----- Supplied data

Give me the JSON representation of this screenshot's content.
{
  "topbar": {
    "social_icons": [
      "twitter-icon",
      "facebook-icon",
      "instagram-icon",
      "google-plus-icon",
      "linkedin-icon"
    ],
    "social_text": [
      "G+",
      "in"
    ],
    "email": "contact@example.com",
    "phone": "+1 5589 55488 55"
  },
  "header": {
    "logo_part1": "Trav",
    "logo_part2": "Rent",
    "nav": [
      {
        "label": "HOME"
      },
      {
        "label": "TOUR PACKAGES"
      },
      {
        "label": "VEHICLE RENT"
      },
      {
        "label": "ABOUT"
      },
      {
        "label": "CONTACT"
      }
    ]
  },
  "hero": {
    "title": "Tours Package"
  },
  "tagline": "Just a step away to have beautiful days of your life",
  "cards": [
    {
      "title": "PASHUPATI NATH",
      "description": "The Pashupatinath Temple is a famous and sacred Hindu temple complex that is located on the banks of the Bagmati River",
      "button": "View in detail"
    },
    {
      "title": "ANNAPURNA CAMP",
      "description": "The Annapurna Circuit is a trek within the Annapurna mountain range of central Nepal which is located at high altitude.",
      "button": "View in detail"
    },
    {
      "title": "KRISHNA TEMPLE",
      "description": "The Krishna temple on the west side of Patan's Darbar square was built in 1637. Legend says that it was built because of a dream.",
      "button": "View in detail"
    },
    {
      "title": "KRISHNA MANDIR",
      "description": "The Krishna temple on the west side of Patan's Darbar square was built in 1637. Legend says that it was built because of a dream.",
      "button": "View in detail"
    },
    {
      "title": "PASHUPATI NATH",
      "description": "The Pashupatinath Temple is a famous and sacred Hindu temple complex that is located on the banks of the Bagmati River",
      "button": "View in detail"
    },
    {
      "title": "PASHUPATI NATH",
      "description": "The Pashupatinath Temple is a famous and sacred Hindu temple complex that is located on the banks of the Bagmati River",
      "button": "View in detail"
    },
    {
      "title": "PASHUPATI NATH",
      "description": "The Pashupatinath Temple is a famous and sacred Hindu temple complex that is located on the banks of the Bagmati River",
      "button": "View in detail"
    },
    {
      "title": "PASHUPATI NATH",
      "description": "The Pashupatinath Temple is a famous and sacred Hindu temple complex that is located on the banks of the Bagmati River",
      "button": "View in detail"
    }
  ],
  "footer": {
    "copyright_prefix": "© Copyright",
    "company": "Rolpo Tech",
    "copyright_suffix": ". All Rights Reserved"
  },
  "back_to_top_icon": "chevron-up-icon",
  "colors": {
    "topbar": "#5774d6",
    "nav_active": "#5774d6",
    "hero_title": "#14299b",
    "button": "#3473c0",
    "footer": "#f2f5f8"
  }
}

----------

What needs to be done: Transcribe every entry verbatim.

Complete output:
Give me the JSON representation of this screenshot's content.
{
  "topbar": {
    "social_icons": [
      "twitter-icon",
      "facebook-icon",
      "instagram-icon",
      "google-plus-icon",
      "linkedin-icon"
    ],
    "social_text": [
      "G+",
      "in"
    ],
    "email": "contact@example.com",
    "phone": "+1 5589 55488 55"
  },
  "header": {
    "logo_part1": "Trav",
    "logo_part2": "Rent",
    "nav": [
      {
        "label": "HOME"
      },
      {
        "label": "TOUR PACKAGES"
      },
      {
        "label": "VEHICLE RENT"
      },
      {
        "label": "ABOUT"
      },
      {
        "label": "CONTACT"
      }
    ]
  },
  "hero": {
    "title": "Tours Package"
  },
  "tagline": "Just a step away to have beautiful days of your life",
  "cards": [
    {
      "title": "PASHUPATI NATH",
      "description": "The Pashupatinath Temple is a famous and sacred Hindu temple complex that is located on the banks of the Bagmati River",
      "button": "View in detail"
    },
    {
      "title": "ANNAPURNA CAMP",
      "description": "The Annapurna Circuit is a trek within the Annapurna mountain range of central Nepal which is located at high altitude.",
      "button": "View in detail"
    },
    {
      "title": "KRISHNA TEMPLE",
      "description": "The Krishna temple on the west side of Patan's Darbar square was built in 1637. Legend says that it was built because of a dream.",
      "button": "View in detail"
    },
    {
      "title": "KRISHNA MANDIR",
      "description": "The Krishna temple on the west side of Patan's Darbar square was built in 1637. Legend says that it was built because of a dream.",
      "button": "View in detail"
    },
    {
      "title": "PASHUPATI NATH",
      "description": "The Pashupatinath Temple is a famous and sacred Hindu temple complex that is located on the banks of the Bagmati River",
      "button": "View in detail"
    },
    {
      "title": "PASHUPATI NATH",
      "description": "The Pashupatinath Temple is a famous and sacred Hindu temple complex that is located on the banks of the Bagmati River",
      "button": "View in detail"
    },
    {
      "title": "PASHUPATI NATH",
      "description": "The Pashupatinath Temple is a famous and sacred Hindu temple complex that is located on the banks of the Bagmati River",
      "button": "View in detail"
    },
    {
      "title": "PASHUPATI NATH",
      "description": "The Pashupatinath Temple is a famous and sacred Hindu temple complex that is located on the banks of the Bagmati River",
      "button": "View in detail"
    }
  ],
  "footer": {
    "copyright_prefix": "© Copyright",
    "company": "Rolpo Tech",
    "copyright_suffix": ". All Rights Reserved"
  },
  "back_to_top_icon": "chevron-up-icon",
  "colors": {
    "topbar": "#5774d6",
    "nav_active": "#5774d6",
    "hero_title": "#14299b",
    "button": "#3473c0",
    "footer": "#f2f5f8"
  }
}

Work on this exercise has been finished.